▶ **What to do**: Can you transcribe every entry word for word, skipping the images?

— start of Task material —

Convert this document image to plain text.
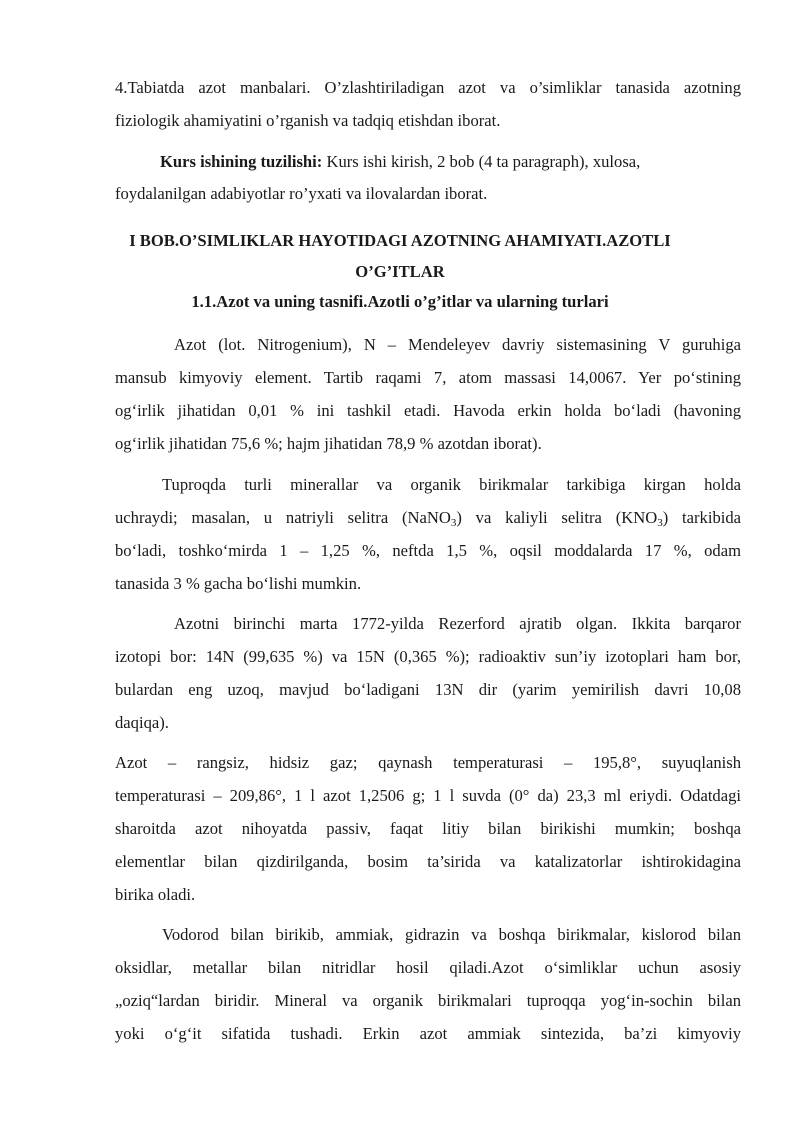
4.Tabiatda azot manbalari. O’zlashtiriladigan azot va o’simliklar tanasida azotning
fiziologik ahamiyatini o’rganish va tadqiq etishdan iborat.
Kurs ishining tuzilishi: Kurs ishi kirish, 2 bob (4 ta paragraph), xulosa,
foydalanilgan adabiyotlar ro’yxati va ilovalardan iborat.
I BOB.O’SIMLIKLAR HAYOTIDAGI AZOTNING AHAMIYATI.AZOTLI
O’G’ITLAR
1.1.Azot va uning tasnifi.Azotli o’g’itlar va ularning turlari
Azot (lot. Nitrogenium), N – Mendeleyev davriy sistemasining V guruhiga
mansub kimyoviy element. Tartib raqami 7, atom massasi 14,0067. Yer po‘stining
og‘irlik jihatidan 0,01 % ini tashkil etadi. Havoda erkin holda bo‘ladi (havoning
og‘irlik jihatidan 75,6 %; hajm jihatidan 78,9 % azotdan iborat).
Tuproqda turli minerallar va organik birikmalar tarkibiga kirgan holda
uchraydi; masalan, u natriyli selitra (NaNO$_3$) va kaliyli selitra $(KNO_3)$ tarkibida
bo‘ladi, toshko‘mirda 1 – 1,25 %, neftda 1,5 %, oqsil moddalarda 17 %, odam
tanasida 3 % gacha bo‘lishi mumkin.
Azotni birinchi marta 1772-yilda Rezerford ajratib olgan. Ikkita barqaror
izotopi bor: 14N (99,635 %) va 15N (0,365 %); radioaktiv sun’iy izotoplari ham bor,
bulardan eng uzoq, mavjud bo‘ladigani 13N dir (yarim yemirilish davri 10,08
daqiqa).
Azot – rangsiz, hidsiz gaz; qaynash temperaturasi – 195,8°, suyuqlanish
temperaturasi – 209,86°, 1 l azot 1,2506 g; 1 l suvda (0° da) 23,3 ml eriydi. Odatdagi
sharoitda azot nihoyatda passiv, faqat litiy bilan birikishi mumkin; boshqa
elementlar bilan qizdirilganda, bosim ta’sirida va katalizatorlar ishtirokidagina
birika oladi.
Vodorod bilan birikib, ammiak, gidrazin va boshqa birikmalar, kislorod bilan
oksidlar, metallar bilan nitridlar hosil qiladi.Azot o‘simliklar uchun asosiy
„oziq“lardan biridir. Mineral va organik birikmalari tuproqqa yog‘in-sochin bilan
yoki o‘g‘it sifatida tushadi. Erkin azot ammiak sintezida, ba’zi kimyoviy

— end of Task material —

▶ **Output for this exercise**:
Convert this document image to plain text.
4.Tabiatda azot manbalari. O’zlashtiriladigan azot va o’simliklar tanasida azotning
fiziologik ahamiyatini o’rganish va tadqiq etishdan iborat.
Kurs ishining tuzilishi: Kurs ishi kirish, 2 bob (4 ta paragraph), xulosa,
foydalanilgan adabiyotlar ro’yxati va ilovalardan iborat.
I BOB.O’SIMLIKLAR HAYOTIDAGI AZOTNING AHAMIYATI.AZOTLI
O’G’ITLAR
1.1.Azot va uning tasnifi.Azotli o’g’itlar va ularning turlari
Azot (lot. Nitrogenium), N – Mendeleyev davriy sistemasining V guruhiga
mansub kimyoviy element. Tartib raqami 7, atom massasi 14,0067. Yer po‘stining
og‘irlik jihatidan 0,01 % ini tashkil etadi. Havoda erkin holda bo‘ladi (havoning
og‘irlik jihatidan 75,6 %; hajm jihatidan 78,9 % azotdan iborat).
Tuproqda turli minerallar va organik birikmalar tarkibiga kirgan holda
uchraydi; masalan, u natriyli selitra (NaNO$_3$) va kaliyli selitra $(KNO_3)$ tarkibida
bo‘ladi, toshko‘mirda 1 – 1,25 %, neftda 1,5 %, oqsil moddalarda 17 %, odam
tanasida 3 % gacha bo‘lishi mumkin.
Azotni birinchi marta 1772-yilda Rezerford ajratib olgan. Ikkita barqaror
izotopi bor: 14N (99,635 %) va 15N (0,365 %); radioaktiv sun’iy izotoplari ham bor,
bulardan eng uzoq, mavjud bo‘ladigani 13N dir (yarim yemirilish davri 10,08
daqiqa).
Azot – rangsiz, hidsiz gaz; qaynash temperaturasi – 195,8°, suyuqlanish
temperaturasi – 209,86°, 1 l azot 1,2506 g; 1 l suvda (0° da) 23,3 ml eriydi. Odatdagi
sharoitda azot nihoyatda passiv, faqat litiy bilan birikishi mumkin; boshqa
elementlar bilan qizdirilganda, bosim ta’sirida va katalizatorlar ishtirokidagina
birika oladi.
Vodorod bilan birikib, ammiak, gidrazin va boshqa birikmalar, kislorod bilan
oksidlar, metallar bilan nitridlar hosil qiladi.Azot o‘simliklar uchun asosiy
„oziq“lardan biridir. Mineral va organik birikmalari tuproqqa yog‘in-sochin bilan
yoki o‘g‘it sifatida tushadi. Erkin azot ammiak sintezida, ba’zi kimyoviy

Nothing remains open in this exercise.